-- Requirements --
Find the string "storage" in the entries and copy each line that has it.
*****
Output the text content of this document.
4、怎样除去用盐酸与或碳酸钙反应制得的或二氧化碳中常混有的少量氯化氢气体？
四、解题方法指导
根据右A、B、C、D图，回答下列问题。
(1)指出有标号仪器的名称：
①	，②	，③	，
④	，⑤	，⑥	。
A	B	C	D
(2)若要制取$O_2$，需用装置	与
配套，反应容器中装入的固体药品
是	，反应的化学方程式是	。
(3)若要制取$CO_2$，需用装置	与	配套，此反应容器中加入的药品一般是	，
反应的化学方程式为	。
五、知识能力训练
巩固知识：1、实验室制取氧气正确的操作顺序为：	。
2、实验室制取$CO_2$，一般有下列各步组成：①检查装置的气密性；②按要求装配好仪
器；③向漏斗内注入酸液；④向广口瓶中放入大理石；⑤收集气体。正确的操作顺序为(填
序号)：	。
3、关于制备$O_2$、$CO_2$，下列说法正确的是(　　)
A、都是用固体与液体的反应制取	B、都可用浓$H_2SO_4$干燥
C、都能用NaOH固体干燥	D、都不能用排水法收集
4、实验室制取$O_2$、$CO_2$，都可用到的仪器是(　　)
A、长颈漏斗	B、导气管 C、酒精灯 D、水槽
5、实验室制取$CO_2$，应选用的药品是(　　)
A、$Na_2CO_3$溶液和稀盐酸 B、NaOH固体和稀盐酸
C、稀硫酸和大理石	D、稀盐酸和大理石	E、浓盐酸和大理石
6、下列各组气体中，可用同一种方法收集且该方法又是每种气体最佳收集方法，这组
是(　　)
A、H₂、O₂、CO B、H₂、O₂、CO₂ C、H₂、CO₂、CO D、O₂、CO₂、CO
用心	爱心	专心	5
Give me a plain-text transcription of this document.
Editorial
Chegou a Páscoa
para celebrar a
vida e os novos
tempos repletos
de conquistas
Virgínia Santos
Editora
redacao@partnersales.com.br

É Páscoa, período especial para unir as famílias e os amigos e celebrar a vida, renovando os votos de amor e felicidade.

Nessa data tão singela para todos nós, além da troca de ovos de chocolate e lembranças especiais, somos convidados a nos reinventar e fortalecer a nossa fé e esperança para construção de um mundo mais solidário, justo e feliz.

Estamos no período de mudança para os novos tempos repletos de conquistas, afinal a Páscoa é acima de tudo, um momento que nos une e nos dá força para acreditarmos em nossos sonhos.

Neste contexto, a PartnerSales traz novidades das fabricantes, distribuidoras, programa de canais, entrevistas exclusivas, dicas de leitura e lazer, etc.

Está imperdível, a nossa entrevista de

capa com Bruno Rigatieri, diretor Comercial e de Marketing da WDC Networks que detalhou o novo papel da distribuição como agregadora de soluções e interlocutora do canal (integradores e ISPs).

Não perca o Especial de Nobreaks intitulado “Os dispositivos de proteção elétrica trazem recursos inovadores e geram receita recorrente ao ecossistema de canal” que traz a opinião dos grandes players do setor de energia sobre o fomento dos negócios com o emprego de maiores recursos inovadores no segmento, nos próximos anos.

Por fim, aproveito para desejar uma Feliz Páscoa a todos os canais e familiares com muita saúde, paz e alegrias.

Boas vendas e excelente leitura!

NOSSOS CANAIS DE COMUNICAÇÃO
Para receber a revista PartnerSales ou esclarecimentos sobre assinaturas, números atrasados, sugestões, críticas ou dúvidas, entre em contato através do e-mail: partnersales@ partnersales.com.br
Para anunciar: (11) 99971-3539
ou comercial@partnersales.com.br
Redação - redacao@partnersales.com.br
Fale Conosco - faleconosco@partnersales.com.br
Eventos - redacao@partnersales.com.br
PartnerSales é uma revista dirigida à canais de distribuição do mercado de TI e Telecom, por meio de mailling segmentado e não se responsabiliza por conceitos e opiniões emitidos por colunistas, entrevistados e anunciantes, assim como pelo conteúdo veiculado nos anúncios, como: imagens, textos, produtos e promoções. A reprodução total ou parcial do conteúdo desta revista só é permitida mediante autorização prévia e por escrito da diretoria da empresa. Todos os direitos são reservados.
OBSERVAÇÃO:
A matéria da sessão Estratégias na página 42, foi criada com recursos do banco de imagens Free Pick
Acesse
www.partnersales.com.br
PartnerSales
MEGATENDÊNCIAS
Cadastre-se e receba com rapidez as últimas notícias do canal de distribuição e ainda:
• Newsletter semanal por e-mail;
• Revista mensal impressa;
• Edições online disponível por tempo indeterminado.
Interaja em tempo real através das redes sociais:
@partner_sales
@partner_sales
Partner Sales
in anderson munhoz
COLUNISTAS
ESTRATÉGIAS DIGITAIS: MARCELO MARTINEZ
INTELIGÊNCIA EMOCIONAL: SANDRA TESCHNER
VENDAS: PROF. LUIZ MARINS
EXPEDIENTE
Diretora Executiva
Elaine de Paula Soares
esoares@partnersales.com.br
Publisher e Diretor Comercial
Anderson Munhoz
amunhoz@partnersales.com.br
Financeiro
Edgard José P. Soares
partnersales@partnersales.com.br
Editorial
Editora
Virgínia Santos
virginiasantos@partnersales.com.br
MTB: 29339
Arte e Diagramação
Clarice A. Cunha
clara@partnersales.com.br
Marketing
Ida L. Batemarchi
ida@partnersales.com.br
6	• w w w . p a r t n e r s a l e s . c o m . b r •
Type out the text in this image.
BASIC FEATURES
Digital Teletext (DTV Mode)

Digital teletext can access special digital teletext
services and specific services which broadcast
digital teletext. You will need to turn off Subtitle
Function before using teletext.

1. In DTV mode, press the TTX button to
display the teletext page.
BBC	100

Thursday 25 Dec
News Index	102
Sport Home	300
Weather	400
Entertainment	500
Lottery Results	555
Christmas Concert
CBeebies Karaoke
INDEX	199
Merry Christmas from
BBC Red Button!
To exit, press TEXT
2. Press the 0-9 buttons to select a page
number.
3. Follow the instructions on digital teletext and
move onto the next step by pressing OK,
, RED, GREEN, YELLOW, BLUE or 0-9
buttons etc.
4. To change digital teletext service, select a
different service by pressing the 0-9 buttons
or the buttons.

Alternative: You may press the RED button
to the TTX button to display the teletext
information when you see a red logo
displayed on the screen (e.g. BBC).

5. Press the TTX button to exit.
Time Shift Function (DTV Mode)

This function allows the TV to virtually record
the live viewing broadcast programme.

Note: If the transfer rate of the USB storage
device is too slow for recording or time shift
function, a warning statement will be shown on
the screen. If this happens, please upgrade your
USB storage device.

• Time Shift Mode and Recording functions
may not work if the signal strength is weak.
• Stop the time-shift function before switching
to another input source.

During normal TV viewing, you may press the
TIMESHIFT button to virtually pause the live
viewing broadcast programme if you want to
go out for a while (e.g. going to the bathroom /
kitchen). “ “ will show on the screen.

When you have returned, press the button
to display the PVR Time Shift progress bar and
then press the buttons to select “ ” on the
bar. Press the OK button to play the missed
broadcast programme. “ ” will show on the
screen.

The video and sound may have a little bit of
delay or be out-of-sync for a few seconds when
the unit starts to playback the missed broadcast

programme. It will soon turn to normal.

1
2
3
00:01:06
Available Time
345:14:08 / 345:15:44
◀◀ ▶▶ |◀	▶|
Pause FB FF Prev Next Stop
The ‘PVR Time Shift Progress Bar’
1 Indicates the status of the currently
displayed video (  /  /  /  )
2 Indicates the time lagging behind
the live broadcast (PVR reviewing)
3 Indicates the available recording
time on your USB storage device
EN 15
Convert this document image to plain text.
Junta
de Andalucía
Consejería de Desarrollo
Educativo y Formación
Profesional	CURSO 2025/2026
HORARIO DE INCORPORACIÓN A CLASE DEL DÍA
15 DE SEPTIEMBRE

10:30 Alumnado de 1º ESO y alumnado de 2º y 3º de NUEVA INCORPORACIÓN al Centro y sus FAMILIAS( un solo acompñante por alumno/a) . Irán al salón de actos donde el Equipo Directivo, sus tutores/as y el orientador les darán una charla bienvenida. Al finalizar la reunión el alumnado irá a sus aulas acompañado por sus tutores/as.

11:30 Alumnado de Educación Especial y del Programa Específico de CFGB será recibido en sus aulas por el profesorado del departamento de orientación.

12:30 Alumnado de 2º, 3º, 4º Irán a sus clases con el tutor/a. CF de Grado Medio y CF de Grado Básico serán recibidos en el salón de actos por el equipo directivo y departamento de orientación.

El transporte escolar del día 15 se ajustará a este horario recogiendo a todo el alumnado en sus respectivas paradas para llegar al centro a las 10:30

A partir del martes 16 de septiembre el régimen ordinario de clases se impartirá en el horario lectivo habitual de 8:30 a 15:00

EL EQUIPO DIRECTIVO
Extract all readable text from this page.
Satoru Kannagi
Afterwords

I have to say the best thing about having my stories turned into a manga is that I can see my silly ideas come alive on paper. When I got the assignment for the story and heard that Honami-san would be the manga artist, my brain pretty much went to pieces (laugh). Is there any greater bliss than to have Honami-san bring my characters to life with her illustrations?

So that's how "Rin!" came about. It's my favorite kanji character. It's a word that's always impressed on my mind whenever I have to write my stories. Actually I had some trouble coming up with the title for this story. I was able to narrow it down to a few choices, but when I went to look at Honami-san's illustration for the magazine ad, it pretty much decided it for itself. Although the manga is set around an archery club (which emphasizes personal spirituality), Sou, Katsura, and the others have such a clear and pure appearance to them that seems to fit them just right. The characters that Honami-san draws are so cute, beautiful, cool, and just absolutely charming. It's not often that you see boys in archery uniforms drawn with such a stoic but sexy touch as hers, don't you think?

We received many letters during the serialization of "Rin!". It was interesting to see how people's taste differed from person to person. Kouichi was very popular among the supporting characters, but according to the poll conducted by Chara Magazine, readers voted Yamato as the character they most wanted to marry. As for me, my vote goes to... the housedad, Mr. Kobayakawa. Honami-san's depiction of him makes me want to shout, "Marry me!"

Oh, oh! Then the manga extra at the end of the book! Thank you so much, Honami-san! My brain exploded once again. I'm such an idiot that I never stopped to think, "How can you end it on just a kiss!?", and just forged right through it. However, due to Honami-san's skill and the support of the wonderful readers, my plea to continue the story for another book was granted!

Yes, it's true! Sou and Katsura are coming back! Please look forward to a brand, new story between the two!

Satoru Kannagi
*****
-- Problem solution --
Note: If the transfer rate of the USB storage
USB storage device.
time on your USB storage device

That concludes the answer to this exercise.